_SCHRIFTLICHE AUFGABE A_. Schreibe die Zeilen der Datensätze unverändert ab. Beginne bei der ersten Zeile der Datensätze und höre nach der Zeile auf, die „odds-ratio-cell: 1.393 (1.250“ enthält.

===

Ein Schritt in diese Richtung ist die Neuausgabe von  Köpfs literarischem Debüt Innerfern, jener ebenso schönen wie ungewöhnlichen literarischen Hommage auf die Schriftstellerin und Fotografin Ilse Schneider-Lengyel, zu dem sich nun  Außerfern als neue Facette in Köpfs Œuvre fügt. Der jüngste Roman wird, wie so oft bei Köpf, als Geschichte aus gefundenen und erfundenen Geschichten und auf verschiedenen narrativen Ebenen erzählt. Im Mittelpunkt steht eine Schelmenfigur, die sich im Ausgang des 18. und zu Beginn des 19. Jahrhunderts als Crossdresser mit Schläue und Geschicklichkeit durchs Leben schlägt, während der auch für Tirol turbulenten und riskanten Jahren der Koalitionskriege, als Andreas Hofer mit seinen Gefährten  gegen Franzosen und Bayern rebellierte. Der „Ausgangspunkt“, der den Erzähler auf diese Geschichte stoßen ließ, ist ein seine Neugier erweckendes Angebot eines anonym erschienenen, in Menschenhaut gebundenen Buchs, auf das er vor einigen Jahren  in einem Katalog eines Luzerner Antiquariats gestoßen war. Köpf-Leser kennen dieses Buch bereits aus einer Erzählung und aus dem Roman Der Weg nach Eden von 1994. Die Suche nach diesem merkwürdigen Buch führte dort bis in eine Bibliothek im fernen Neuseeland. Neue Indizien zu einem möglichen Verfasser und ein Hinweis darauf, dass das Buch über verdeckte online-Verkäufe wieder nach Europa gelangt sei, werden in Außerfern  aufgegriffen, auf plausibel verschlungene Weise weitergeführt und mit der Lebensbeschreibung des Tiroler Diebs und Schelmen Marandjosef verknüpft. Schließlich wird die Suche zu einem überraschenden, ebenso phantastischen wie möglichen Abschluss gebracht.

===

_SCHRIFTLICHE AUFGABE B_. In welchem Katalog war der Erzähler laut dem Auszug auf das Angebot des in Menschenhaut gebundenen Buchs gestoßen?

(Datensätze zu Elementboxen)
===

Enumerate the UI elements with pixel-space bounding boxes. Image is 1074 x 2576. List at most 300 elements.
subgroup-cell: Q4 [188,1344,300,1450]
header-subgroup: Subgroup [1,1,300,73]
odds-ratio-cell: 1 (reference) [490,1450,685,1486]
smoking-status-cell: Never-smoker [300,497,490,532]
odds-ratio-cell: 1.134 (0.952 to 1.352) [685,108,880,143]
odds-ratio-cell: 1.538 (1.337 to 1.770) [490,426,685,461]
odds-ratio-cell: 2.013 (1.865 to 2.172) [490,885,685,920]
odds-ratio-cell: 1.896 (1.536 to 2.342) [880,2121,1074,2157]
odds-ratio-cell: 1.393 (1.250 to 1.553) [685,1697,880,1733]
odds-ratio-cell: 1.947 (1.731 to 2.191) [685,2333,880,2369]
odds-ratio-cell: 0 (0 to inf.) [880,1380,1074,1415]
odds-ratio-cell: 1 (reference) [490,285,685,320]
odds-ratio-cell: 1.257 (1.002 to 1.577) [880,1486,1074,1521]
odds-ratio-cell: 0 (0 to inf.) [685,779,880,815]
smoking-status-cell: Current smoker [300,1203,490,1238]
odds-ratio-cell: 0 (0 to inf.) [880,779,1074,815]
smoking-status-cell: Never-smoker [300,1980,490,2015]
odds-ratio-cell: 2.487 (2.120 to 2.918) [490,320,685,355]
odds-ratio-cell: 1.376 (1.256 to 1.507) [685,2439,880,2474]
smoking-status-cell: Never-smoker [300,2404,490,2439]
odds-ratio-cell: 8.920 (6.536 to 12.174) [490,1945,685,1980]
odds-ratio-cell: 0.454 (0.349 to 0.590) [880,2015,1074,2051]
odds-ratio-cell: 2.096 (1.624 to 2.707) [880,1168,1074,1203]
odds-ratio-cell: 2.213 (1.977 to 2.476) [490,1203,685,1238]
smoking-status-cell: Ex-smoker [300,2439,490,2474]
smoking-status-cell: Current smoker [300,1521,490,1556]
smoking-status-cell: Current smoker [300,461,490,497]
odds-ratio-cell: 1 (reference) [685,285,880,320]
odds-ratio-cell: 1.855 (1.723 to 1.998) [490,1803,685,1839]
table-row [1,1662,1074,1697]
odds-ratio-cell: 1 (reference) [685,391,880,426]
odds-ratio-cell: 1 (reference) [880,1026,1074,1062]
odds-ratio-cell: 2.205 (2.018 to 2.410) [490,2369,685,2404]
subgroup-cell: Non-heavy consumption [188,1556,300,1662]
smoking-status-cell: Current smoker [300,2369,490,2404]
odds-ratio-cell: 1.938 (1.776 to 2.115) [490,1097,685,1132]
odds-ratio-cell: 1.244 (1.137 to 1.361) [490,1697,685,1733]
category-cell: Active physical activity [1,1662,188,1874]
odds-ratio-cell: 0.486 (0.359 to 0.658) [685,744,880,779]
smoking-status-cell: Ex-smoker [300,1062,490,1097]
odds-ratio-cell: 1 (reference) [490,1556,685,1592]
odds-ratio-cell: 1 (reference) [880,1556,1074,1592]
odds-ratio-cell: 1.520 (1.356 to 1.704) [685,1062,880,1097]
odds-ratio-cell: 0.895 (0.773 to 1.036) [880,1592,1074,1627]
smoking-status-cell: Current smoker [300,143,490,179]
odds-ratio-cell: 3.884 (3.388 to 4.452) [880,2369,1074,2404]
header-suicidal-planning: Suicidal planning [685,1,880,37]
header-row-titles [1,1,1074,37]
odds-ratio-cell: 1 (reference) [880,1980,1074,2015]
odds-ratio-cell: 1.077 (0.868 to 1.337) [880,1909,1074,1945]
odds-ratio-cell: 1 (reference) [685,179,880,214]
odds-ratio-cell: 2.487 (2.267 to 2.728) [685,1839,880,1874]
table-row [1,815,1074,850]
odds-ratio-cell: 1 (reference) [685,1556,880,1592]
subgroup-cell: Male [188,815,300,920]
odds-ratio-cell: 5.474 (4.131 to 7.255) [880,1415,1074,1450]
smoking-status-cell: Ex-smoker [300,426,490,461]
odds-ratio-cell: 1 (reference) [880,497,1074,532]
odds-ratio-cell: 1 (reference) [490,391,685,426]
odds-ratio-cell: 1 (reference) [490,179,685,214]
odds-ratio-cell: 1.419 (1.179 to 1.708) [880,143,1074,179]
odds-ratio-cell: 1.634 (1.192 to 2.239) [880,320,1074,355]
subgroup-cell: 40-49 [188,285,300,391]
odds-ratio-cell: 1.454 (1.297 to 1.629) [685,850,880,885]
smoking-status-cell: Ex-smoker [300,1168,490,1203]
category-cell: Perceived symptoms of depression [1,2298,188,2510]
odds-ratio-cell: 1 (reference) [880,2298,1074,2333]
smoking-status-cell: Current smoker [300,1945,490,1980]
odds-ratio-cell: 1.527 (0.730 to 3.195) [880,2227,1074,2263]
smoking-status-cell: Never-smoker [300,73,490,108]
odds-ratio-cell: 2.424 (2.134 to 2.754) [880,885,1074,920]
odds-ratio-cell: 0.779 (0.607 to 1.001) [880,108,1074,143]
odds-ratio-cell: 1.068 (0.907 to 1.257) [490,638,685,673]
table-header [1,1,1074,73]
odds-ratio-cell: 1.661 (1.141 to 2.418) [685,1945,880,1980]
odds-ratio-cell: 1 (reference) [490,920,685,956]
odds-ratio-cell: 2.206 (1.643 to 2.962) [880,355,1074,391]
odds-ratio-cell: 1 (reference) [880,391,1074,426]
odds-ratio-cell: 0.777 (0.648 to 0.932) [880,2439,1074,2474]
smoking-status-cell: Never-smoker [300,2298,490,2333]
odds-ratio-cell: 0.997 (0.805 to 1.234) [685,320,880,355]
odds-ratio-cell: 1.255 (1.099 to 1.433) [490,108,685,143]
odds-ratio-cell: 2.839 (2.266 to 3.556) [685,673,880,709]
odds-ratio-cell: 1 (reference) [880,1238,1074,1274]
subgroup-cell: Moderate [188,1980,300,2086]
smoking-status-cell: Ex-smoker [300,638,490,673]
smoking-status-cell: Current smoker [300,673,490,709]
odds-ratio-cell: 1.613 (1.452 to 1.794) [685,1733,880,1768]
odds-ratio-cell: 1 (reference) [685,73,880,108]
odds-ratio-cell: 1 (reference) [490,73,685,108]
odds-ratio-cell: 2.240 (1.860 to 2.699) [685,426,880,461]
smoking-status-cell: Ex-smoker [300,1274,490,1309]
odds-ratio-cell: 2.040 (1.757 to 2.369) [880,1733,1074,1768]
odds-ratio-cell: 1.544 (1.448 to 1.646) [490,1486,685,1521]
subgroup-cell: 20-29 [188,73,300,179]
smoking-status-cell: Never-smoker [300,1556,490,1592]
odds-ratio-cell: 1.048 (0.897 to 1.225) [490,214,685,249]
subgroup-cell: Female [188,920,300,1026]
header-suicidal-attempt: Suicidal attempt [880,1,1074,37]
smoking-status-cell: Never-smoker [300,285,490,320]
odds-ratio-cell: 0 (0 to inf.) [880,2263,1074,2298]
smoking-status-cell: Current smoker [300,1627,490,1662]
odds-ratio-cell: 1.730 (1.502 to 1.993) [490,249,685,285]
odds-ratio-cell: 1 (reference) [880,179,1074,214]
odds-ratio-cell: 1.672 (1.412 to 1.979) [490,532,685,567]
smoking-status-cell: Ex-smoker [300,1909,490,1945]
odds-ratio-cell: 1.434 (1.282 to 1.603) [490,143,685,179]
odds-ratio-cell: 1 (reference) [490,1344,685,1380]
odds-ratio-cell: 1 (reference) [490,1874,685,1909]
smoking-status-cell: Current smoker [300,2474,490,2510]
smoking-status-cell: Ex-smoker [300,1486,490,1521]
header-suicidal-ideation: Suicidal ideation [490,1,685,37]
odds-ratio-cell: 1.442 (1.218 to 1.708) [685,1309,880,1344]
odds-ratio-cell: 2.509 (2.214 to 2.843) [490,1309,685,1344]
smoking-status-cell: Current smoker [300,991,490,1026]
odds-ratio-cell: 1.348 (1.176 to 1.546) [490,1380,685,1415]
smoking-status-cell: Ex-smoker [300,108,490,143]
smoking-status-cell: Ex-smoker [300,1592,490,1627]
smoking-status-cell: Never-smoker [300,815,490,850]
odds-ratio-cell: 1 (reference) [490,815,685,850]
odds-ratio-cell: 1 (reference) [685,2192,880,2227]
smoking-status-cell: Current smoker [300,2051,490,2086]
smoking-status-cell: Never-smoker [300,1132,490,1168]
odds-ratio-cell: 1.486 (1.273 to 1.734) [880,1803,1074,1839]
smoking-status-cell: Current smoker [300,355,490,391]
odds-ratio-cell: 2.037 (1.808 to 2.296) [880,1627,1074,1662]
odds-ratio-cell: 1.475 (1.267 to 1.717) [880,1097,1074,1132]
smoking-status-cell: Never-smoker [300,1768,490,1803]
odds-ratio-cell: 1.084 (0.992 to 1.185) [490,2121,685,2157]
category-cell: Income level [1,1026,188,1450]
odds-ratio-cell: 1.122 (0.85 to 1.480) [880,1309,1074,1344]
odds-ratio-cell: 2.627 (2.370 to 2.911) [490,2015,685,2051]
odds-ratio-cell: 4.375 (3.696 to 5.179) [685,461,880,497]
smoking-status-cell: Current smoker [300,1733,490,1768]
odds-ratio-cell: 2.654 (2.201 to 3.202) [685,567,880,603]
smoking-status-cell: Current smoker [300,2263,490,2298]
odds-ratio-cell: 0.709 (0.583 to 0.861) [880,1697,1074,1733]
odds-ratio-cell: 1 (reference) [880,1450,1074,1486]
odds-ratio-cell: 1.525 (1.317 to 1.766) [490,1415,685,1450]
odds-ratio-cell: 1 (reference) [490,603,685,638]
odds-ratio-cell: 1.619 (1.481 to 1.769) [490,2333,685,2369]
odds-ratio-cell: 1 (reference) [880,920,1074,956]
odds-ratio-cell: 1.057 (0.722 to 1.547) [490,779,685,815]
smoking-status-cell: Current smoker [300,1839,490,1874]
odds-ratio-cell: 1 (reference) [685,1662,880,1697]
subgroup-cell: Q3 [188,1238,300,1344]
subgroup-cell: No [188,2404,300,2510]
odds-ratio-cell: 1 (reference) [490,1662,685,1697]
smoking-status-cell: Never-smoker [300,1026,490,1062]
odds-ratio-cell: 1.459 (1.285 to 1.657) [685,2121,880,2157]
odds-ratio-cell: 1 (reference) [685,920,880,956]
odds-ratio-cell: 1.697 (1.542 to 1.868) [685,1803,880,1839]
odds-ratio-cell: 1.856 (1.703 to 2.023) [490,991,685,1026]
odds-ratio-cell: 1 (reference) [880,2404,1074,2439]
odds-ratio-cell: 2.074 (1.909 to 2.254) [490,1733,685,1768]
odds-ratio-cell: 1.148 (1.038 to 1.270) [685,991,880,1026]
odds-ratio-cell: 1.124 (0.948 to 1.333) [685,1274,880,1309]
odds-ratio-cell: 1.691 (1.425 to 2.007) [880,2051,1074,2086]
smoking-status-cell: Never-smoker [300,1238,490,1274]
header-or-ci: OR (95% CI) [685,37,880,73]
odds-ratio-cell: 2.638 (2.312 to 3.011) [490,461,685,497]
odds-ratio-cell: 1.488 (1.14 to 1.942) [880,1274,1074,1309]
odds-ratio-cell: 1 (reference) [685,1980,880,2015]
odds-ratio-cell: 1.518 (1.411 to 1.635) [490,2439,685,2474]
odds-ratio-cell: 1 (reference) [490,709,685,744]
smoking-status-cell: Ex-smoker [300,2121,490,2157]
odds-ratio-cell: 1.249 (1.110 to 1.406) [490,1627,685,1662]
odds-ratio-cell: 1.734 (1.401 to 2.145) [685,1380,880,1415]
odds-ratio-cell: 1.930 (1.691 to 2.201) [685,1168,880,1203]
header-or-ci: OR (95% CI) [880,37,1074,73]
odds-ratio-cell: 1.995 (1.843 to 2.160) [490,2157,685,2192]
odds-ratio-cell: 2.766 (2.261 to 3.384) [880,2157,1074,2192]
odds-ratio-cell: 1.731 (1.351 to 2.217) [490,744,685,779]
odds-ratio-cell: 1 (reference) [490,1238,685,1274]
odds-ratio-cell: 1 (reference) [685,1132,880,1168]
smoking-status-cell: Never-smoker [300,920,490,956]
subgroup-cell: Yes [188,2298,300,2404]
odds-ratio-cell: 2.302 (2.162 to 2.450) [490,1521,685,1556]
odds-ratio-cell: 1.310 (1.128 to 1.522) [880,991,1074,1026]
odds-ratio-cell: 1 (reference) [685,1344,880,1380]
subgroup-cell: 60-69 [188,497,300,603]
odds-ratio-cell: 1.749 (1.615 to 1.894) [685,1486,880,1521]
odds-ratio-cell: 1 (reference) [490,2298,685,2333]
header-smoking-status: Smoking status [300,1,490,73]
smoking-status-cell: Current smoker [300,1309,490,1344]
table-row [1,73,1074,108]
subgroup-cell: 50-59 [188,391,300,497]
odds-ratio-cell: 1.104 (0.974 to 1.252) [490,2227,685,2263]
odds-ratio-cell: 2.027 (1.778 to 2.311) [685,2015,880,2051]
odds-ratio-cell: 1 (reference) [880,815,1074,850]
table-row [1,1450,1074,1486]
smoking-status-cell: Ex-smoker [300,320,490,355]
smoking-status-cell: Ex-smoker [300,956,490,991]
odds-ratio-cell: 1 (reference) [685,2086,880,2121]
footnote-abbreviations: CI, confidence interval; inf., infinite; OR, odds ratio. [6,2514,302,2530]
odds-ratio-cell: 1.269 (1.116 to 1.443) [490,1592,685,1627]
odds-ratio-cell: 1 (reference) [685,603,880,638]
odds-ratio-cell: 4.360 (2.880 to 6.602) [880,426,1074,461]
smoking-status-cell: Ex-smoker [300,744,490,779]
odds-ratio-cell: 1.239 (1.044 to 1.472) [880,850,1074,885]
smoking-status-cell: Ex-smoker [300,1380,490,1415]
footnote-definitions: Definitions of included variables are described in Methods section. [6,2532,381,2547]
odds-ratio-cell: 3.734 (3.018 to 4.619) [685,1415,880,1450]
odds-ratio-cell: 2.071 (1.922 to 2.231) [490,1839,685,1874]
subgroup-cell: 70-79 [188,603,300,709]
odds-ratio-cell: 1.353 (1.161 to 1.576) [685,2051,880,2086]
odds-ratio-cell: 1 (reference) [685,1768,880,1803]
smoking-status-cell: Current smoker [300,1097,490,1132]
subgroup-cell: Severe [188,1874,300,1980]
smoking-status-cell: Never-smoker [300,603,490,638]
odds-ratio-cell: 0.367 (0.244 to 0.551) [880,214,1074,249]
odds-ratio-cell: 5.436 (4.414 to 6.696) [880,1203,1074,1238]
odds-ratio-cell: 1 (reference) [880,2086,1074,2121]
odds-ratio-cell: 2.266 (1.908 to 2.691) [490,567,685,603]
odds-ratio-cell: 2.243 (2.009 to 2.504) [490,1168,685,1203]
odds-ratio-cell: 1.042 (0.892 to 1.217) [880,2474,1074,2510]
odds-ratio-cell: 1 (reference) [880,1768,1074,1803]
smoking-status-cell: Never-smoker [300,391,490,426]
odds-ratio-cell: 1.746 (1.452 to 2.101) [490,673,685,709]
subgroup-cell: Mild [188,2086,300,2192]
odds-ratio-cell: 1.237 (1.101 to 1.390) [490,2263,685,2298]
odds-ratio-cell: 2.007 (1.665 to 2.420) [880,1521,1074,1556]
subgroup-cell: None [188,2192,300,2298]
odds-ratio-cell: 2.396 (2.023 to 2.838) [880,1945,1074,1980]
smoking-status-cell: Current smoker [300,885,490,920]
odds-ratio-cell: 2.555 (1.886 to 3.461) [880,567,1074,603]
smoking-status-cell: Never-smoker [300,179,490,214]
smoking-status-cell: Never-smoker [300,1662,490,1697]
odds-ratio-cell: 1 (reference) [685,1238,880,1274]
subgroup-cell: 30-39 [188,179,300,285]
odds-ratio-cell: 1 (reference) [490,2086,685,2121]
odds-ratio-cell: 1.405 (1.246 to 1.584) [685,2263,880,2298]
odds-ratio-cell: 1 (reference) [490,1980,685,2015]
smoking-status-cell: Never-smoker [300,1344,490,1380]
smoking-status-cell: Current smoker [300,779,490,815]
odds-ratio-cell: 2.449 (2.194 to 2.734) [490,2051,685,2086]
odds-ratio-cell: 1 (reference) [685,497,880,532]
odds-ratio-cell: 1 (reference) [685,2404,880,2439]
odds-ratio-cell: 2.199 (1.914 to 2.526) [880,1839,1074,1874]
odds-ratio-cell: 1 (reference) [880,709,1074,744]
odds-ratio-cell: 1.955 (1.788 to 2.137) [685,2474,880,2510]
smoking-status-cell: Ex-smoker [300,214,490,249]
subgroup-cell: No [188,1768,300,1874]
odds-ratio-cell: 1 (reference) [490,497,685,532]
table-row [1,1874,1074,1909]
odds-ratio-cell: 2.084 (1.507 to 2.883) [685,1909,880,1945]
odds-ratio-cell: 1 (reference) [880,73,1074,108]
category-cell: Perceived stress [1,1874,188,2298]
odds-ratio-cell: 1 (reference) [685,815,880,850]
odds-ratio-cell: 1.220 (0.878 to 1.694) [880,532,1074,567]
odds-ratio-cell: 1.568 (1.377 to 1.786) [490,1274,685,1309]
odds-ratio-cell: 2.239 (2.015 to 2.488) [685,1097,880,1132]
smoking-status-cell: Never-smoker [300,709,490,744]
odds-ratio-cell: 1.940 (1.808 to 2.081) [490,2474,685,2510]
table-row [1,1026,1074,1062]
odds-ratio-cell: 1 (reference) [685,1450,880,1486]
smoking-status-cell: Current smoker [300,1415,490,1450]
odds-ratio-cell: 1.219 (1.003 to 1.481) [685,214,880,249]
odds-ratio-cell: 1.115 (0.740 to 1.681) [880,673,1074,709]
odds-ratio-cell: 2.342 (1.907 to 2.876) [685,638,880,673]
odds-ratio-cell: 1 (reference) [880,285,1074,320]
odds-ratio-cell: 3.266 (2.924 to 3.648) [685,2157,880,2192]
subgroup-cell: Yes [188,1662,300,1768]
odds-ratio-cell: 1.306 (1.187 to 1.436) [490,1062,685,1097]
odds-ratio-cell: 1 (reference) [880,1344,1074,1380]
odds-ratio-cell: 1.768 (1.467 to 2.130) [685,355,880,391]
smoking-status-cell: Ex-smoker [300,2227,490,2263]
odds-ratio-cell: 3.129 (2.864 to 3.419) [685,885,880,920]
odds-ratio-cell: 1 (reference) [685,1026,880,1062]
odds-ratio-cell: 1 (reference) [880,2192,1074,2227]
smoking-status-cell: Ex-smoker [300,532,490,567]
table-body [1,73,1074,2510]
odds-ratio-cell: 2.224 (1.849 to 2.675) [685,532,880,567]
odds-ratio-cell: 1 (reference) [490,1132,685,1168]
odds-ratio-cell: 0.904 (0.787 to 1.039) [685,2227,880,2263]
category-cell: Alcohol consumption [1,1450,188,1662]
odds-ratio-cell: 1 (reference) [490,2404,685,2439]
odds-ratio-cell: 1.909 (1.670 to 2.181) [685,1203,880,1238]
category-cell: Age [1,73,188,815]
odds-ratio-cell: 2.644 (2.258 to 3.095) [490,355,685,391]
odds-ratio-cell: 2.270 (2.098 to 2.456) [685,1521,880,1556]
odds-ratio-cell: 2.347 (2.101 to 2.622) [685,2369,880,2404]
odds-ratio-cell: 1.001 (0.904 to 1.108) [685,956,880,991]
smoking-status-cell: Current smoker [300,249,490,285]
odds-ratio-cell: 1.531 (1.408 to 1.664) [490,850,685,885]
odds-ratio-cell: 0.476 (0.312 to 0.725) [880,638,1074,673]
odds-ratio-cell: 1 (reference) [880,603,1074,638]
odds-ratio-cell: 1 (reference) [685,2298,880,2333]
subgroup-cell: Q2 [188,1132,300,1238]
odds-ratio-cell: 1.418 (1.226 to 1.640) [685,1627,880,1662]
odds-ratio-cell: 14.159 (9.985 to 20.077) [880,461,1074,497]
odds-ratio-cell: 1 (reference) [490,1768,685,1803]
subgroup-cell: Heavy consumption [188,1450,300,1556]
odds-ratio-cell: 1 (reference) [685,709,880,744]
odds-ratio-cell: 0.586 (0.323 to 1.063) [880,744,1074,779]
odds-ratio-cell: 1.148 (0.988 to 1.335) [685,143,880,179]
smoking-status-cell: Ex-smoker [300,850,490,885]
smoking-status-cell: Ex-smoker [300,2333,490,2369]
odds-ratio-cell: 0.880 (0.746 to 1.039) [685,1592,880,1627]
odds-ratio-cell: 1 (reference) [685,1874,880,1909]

===

_ANTWORT ZUR AUFGABE A_.
Enumerate the UI elements with pixel-space bounding boxes. Image is 1074 x 2576. List at most 300 elements.
subgroup-cell: Q4 [188,1344,300,1450]
header-subgroup: Subgroup [1,1,300,73]
odds-ratio-cell: 1 (reference) [490,1450,685,1486]
smoking-status-cell: Never-smoker [300,497,490,532]
odds-ratio-cell: 1.134 (0.952 to 1.352) [685,108,880,143]
odds-ratio-cell: 1.538 (1.337 to 1.770) [490,426,685,461]
odds-ratio-cell: 2.013 (1.865 to 2.172) [490,885,685,920]
odds-ratio-cell: 1.896 (1.536 to 2.342) [880,2121,1074,2157]
odds-ratio-cell: 1.393 (1.250 to 1.553) [685,1697,880,1733]

_ANTWORT ZUR AUFGABE B_. In einem Katalog eines Luzerner Antiquariats.